Items from a dataset
== == ==

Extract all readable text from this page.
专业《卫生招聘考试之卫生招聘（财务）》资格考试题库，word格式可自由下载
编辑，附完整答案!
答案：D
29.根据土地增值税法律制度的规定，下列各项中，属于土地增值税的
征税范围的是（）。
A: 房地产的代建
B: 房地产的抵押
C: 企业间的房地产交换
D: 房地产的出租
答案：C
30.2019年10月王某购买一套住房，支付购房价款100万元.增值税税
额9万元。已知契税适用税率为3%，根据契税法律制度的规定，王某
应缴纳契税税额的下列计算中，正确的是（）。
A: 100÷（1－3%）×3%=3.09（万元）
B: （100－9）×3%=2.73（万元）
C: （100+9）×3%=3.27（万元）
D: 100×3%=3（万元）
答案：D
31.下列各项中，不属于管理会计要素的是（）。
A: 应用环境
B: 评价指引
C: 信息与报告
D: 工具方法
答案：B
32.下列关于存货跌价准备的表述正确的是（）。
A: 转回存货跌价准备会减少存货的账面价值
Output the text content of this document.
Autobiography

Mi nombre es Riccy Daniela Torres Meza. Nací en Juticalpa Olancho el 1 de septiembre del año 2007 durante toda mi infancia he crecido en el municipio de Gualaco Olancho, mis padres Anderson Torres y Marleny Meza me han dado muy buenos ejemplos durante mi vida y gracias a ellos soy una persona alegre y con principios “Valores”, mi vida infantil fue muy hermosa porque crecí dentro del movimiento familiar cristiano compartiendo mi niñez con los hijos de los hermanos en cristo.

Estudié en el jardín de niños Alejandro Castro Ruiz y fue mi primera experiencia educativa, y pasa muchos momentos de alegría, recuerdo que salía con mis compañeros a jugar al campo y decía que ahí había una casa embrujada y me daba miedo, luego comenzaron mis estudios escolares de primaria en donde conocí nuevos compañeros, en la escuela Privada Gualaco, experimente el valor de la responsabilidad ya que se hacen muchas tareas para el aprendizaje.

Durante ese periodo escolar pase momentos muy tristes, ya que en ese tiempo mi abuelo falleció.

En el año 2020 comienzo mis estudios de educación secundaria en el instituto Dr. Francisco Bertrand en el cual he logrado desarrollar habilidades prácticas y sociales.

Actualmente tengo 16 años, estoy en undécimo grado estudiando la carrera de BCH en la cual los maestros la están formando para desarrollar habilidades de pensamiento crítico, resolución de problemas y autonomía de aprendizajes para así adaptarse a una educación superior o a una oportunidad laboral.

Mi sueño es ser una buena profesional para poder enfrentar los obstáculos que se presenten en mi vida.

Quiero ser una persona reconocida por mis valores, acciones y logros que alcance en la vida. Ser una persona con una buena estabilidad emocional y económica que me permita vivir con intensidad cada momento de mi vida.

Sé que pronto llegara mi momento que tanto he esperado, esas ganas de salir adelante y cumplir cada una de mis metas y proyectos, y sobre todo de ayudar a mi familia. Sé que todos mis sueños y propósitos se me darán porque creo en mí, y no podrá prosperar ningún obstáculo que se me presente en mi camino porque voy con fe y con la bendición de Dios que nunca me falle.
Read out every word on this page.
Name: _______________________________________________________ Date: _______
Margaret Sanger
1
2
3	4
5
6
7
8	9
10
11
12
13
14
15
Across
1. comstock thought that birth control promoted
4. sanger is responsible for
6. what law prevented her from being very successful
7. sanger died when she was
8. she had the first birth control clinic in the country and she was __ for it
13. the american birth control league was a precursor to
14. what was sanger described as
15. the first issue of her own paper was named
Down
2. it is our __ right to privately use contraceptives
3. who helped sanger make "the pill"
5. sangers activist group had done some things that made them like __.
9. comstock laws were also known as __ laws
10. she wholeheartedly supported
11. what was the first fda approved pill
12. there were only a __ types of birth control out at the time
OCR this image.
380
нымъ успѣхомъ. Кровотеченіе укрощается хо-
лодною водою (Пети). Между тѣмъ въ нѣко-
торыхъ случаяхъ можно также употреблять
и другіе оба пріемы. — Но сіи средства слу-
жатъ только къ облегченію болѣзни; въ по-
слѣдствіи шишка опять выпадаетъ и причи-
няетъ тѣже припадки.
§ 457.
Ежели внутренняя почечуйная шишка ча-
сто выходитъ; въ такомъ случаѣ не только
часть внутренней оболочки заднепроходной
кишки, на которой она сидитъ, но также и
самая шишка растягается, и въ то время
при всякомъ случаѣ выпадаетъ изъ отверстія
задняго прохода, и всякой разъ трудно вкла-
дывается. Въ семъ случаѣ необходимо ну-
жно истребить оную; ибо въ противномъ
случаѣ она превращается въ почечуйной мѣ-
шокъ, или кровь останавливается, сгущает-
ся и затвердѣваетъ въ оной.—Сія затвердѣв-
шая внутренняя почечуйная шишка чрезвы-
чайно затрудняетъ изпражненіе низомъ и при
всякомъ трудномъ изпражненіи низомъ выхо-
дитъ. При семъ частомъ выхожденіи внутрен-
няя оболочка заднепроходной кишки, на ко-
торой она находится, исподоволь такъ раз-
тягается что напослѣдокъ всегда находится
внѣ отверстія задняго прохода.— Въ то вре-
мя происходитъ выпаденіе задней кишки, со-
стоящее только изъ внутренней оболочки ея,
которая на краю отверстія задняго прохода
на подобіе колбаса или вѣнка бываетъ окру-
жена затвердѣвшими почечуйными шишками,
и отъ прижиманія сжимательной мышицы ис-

== == ==

_Required task_: Locate each line with the word "page" and copy it.

_Response to this exercise_:
Extract all readable text from this page.
Read out every word on this page.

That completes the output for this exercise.